**Record list**
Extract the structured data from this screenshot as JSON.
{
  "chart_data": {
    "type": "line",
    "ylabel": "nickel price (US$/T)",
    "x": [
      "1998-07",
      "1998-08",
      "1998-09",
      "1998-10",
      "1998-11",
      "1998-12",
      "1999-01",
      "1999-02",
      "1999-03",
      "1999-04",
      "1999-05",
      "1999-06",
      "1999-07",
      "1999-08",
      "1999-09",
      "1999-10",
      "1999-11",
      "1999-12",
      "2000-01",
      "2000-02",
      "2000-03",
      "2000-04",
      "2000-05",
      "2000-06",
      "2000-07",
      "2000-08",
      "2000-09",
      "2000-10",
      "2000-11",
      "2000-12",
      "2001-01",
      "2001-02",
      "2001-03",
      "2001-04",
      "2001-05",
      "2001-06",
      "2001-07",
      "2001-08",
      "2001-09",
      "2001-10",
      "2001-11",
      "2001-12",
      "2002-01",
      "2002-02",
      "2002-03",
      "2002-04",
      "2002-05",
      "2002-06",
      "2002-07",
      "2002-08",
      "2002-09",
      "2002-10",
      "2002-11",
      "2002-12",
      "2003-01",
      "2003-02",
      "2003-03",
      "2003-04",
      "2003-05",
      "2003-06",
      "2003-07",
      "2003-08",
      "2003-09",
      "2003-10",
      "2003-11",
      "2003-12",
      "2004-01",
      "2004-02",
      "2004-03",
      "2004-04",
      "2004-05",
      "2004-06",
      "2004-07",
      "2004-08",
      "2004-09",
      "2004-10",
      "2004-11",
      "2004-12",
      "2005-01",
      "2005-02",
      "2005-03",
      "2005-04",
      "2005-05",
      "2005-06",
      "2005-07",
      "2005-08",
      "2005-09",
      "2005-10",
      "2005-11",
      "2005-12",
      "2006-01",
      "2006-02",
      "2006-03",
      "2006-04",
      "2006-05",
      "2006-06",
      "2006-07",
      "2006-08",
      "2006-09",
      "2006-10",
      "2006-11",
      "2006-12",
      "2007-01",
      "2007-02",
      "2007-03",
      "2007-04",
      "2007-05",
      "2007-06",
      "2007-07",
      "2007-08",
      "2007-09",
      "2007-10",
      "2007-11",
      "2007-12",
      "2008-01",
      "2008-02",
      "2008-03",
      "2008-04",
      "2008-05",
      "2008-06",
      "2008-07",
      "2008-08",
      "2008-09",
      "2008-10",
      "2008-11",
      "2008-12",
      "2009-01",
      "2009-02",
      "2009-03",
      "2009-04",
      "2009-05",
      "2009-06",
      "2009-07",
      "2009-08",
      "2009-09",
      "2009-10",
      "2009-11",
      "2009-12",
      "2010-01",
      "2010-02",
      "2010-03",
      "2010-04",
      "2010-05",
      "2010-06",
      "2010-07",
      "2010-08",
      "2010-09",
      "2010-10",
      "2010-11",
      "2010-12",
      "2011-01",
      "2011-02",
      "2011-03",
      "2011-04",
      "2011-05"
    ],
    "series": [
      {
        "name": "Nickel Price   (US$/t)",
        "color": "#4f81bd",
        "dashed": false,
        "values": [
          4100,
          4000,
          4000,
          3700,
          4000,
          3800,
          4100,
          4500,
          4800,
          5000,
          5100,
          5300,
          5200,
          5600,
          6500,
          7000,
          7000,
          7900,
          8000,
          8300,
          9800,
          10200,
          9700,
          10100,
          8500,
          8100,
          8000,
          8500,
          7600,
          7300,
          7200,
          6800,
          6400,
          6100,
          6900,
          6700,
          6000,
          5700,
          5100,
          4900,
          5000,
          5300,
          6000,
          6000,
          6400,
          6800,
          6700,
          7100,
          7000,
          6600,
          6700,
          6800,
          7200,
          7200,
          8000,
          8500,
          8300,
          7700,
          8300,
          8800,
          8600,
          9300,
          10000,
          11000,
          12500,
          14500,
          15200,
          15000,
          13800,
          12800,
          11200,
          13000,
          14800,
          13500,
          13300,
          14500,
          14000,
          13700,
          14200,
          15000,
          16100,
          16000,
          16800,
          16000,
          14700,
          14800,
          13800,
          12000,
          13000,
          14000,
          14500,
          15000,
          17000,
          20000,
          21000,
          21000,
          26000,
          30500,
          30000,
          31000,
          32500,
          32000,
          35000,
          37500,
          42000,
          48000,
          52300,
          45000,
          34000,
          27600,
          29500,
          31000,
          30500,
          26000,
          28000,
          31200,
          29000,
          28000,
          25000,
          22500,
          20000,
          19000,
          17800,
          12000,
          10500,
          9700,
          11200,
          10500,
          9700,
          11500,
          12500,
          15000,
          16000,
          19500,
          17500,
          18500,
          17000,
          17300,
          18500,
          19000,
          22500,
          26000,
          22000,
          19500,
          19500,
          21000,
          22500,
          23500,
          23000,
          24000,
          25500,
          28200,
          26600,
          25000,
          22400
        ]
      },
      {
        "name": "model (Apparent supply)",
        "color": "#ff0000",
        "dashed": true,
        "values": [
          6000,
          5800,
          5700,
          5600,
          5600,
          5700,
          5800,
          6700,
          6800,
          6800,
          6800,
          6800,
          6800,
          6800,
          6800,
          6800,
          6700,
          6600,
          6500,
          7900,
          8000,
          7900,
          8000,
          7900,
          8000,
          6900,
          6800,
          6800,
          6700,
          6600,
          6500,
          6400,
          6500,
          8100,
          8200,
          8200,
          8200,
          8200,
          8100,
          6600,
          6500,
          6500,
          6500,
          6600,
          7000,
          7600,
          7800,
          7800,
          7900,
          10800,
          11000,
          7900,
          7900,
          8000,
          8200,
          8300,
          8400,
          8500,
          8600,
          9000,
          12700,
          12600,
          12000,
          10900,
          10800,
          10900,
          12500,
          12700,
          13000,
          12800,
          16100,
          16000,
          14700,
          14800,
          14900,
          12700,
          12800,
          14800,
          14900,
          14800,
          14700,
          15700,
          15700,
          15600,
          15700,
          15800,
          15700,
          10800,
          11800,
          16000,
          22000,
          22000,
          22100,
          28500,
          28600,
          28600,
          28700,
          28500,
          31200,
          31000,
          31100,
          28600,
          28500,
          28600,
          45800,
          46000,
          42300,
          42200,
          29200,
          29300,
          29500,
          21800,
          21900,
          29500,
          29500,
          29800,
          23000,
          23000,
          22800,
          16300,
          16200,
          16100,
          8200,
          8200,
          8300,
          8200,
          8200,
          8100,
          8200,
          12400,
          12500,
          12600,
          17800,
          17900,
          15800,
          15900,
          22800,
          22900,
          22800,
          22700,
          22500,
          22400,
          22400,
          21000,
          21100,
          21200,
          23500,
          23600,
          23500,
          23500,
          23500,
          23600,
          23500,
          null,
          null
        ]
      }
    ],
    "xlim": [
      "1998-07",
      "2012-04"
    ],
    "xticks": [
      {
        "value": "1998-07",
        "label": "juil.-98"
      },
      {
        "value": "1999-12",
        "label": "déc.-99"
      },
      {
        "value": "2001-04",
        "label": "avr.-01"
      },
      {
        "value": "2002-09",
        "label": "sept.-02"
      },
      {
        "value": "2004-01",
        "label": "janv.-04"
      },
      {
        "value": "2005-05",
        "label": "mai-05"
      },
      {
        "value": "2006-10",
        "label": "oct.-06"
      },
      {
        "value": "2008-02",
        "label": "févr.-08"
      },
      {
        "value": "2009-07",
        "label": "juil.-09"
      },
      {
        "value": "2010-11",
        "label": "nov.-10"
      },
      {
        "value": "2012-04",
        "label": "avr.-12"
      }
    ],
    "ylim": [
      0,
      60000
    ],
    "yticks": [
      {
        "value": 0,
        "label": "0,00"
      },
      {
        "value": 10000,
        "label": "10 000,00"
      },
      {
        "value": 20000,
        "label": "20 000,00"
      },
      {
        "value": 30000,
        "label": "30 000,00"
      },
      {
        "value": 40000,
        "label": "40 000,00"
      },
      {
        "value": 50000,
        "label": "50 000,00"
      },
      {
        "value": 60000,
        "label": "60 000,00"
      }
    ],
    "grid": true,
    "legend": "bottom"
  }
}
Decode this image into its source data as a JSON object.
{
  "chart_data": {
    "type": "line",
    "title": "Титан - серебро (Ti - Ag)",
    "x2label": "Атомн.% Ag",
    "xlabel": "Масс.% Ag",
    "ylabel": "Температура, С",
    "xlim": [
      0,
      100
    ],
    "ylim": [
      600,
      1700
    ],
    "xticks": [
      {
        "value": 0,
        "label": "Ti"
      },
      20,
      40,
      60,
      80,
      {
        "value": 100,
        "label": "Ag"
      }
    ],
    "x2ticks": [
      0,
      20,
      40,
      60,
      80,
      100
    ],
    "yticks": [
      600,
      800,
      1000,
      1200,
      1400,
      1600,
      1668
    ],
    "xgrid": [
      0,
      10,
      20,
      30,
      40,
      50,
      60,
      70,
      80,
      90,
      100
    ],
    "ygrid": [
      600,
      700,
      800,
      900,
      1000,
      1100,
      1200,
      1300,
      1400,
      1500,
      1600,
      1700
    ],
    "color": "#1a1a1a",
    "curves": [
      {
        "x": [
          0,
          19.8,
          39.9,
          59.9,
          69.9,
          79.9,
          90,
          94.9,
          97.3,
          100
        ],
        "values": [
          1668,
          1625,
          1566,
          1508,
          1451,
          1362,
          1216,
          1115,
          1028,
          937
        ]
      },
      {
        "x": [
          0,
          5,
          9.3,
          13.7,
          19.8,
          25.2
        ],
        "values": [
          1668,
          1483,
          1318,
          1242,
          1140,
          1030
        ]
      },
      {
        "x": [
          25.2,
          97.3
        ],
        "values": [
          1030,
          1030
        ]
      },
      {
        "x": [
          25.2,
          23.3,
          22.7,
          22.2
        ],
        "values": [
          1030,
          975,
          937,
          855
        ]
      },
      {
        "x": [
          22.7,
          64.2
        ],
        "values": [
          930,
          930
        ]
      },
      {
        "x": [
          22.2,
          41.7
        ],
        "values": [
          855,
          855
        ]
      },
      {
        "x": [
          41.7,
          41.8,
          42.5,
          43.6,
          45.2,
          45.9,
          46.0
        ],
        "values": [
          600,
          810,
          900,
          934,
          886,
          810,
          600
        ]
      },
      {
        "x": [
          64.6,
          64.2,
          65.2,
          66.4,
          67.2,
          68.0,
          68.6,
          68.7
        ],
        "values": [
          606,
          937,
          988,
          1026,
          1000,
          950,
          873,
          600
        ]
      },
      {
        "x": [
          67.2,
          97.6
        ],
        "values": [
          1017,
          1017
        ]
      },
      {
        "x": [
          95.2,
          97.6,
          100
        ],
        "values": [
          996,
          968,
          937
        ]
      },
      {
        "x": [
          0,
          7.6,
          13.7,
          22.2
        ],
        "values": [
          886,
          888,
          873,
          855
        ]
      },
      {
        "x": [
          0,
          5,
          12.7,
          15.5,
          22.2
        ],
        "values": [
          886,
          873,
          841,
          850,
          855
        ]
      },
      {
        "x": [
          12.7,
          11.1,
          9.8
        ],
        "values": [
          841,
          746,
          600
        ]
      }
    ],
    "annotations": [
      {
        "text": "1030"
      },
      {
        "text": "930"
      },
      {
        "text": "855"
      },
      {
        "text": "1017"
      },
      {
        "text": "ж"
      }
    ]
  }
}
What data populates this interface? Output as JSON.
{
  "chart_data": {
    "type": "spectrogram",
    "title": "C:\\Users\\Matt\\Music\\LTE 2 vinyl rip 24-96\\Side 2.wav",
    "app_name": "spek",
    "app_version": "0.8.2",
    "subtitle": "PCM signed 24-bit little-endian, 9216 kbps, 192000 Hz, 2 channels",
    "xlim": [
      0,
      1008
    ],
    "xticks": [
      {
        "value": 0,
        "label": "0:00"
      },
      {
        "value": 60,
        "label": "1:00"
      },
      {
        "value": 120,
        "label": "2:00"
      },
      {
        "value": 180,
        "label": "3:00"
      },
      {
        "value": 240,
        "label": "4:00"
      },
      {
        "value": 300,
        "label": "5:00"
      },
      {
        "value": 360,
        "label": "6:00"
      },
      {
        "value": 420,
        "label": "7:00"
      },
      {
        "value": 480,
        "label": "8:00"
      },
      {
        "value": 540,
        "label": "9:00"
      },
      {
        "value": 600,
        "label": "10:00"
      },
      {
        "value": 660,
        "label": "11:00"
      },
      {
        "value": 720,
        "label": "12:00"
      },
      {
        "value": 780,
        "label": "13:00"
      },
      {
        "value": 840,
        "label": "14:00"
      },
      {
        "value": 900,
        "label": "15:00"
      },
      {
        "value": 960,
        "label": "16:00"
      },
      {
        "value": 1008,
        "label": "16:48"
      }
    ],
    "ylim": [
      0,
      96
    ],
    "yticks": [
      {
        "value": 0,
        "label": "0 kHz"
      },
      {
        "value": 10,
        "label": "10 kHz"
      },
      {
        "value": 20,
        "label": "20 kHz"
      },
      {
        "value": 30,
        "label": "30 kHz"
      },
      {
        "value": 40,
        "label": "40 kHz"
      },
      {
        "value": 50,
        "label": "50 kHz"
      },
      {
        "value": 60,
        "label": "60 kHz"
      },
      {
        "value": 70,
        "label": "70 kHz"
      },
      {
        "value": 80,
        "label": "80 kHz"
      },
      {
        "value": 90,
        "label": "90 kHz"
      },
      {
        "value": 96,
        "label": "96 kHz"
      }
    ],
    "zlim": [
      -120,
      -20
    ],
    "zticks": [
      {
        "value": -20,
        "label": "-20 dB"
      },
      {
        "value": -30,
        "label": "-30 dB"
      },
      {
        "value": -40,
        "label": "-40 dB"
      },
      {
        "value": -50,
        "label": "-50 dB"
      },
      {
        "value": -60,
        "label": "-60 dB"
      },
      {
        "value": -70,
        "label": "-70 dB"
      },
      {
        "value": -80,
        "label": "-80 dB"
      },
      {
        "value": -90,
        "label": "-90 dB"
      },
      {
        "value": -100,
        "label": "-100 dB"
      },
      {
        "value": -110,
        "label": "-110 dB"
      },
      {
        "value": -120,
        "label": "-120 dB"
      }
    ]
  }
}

**Task requirements**
Sift the material for lines with the string "color". Copy each one found.

**Final result**
        "color": "#4f81bd",
        "color": "#ff0000",
    "color": "#1a1a1a",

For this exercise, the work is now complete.